Извлечённый текст:
◇ ◇ ◇
Барон, Арон Давидович

Поделись знанием:
Перейти к: навигация, поиск
Арон Давидович Барон

Арон Барон, 1911 год
Род деятельности:

Революционер,
анархо-синдикалист

Дата рождения:

1 июля 1891(1891-07-01)

Место рождения:

с. Гнилец, Киевская губерния, Российская империя

Гражданство:

Украинская ССР Украинская ССР
СССР СССР

Подданство:

Российская империя Российская империя

Дата смерти:

12 августа 1937(1937-08-12) (46 лет)

Место смерти:

Тобольск, РСФСР, СССР

Отец:

Давид Иосифович Барон

Мать:

Миндель Авигдоровна Барон (Рабинович)

Супруга:

Фаня Анисимовна (Аароновна) Барон (Грефенсон)

Дети:

Теодор, Вольтерина

Аро́н Дави́дович Ба́рон (1 июля 1891, село Гнилец, Киевская губерния[1] — 12 августа 1937, Тобольск) — видный революционер, анархо-синдикалист, один из основателей организации «Набат». Известен также, как Факторович (или в искажённой форме — Канторович). Литературный псевдоним — Полевой.

Брат анархиста, затем большевика, Михаила Барона.





Из Киева в Чикаго

В 1906 году А. Д. Барон арестован за участие в стачечном движении Киевского союза пекарей, в 1907 сослан в Сибирь, откуда бежал в США.

В США вместе с женой участвовал в анархо-синдикалистском движении. С 1912 — член Индустриальных рабочих мира. Поддерживал отношения с профсоюзными и анархическими организациями, еврейскими и американскими. В Чикаго в 1915 году вместе с Люси Парсонс редактировал газету «Alarm» («Набат»). Во время выступления безработных (в начале 1915) Барон, вместе с женой, шёл в первых рядах демонстрантов и принимал непосредственное участие в столкновениях с полицией, во время которых был жестоко избит. За время пребывания в США несколько раз находился под краткосрочным арестом.

Из Чикаго в Киев

В июне 1917 Арон с женой Фаней вернулись в Киев и погрузились в общественно-политическую жизнь. Профсоюз пекарей выдвинул кандидатуру Барона в Киевский Совет рабочих депутатов.

В июле 1918 он в Курске, где работает над созданием инициативной группы «Набат», которая имела целью объединение всех украинских анархистов. Плодотворно сотрудничает с анархистскими группами и с осени 1918 редактирует газету «Набат».
◇ ◇ ◇
Задание A: Перепишите все записи, подставив «point-marker» вместо «data-point-marker»; остальное оставьте без изменений.
◇ ◇ ◇
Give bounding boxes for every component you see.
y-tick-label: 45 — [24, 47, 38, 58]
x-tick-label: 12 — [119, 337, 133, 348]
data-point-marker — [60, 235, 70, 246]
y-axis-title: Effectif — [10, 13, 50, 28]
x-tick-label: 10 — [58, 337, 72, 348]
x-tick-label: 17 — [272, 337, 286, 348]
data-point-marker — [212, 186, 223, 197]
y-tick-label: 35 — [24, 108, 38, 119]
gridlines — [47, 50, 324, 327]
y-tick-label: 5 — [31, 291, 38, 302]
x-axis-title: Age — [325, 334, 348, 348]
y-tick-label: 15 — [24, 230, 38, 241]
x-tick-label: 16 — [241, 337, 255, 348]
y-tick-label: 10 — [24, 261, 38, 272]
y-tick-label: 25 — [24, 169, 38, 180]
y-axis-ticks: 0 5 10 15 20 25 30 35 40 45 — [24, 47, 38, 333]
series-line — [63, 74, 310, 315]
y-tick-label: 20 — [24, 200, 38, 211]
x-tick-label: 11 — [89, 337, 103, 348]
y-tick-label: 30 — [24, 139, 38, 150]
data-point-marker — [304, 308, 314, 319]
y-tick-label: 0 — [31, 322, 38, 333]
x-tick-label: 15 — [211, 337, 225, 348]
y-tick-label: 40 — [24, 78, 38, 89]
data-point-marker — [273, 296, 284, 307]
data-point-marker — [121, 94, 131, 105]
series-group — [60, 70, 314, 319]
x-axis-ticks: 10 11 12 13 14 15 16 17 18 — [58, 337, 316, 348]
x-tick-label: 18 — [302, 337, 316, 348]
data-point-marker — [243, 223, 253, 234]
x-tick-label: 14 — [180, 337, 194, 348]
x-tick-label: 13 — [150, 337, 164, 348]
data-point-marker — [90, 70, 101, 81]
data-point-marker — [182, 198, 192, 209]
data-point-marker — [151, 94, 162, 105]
◇ ◇ ◇
Задание B: С какого года Арон Барон состоял в Индустриальных рабочих мира, согласно статье о нём?

Полный ответ A:
Give bounding boxes for every component you see.
y-tick-label: 45 — [24, 47, 38, 58]
x-tick-label: 12 — [119, 337, 133, 348]
point-marker — [60, 235, 70, 246]
y-axis-title: Effectif — [10, 13, 50, 28]
x-tick-label: 10 — [58, 337, 72, 348]
x-tick-label: 17 — [272, 337, 286, 348]
point-marker — [212, 186, 223, 197]
y-tick-label: 35 — [24, 108, 38, 119]
gridlines — [47, 50, 324, 327]
y-tick-label: 5 — [31, 291, 38, 302]
x-axis-title: Age — [325, 334, 348, 348]
y-tick-label: 15 — [24, 230, 38, 241]
x-tick-label: 16 — [241, 337, 255, 348]
y-tick-label: 10 — [24, 261, 38, 272]
y-tick-label: 25 — [24, 169, 38, 180]
y-axis-ticks: 0 5 10 15 20 25 30 35 40 45 — [24, 47, 38, 333]
series-line — [63, 74, 310, 315]
y-tick-label: 20 — [24, 200, 38, 211]
x-tick-label: 11 — [89, 337, 103, 348]
y-tick-label: 30 — [24, 139, 38, 150]
point-marker — [304, 308, 314, 319]
y-tick-label: 0 — [31, 322, 38, 333]
x-tick-label: 15 — [211, 337, 225, 348]
y-tick-label: 40 — [24, 78, 38, 89]
point-marker — [273, 296, 284, 307]
point-marker — [121, 94, 131, 105]
series-group — [60, 70, 314, 319]
x-axis-ticks: 10 11 12 13 14 15 16 17 18 — [58, 337, 316, 348]
x-tick-label: 18 — [302, 337, 316, 348]
point-marker — [243, 223, 253, 234]
x-tick-label: 14 — [180, 337, 194, 348]
x-tick-label: 13 — [150, 337, 164, 348]
point-marker — [90, 70, 101, 81]
point-marker — [182, 198, 192, 209]
point-marker — [151, 94, 162, 105]

Полный ответ B: С 1912 года.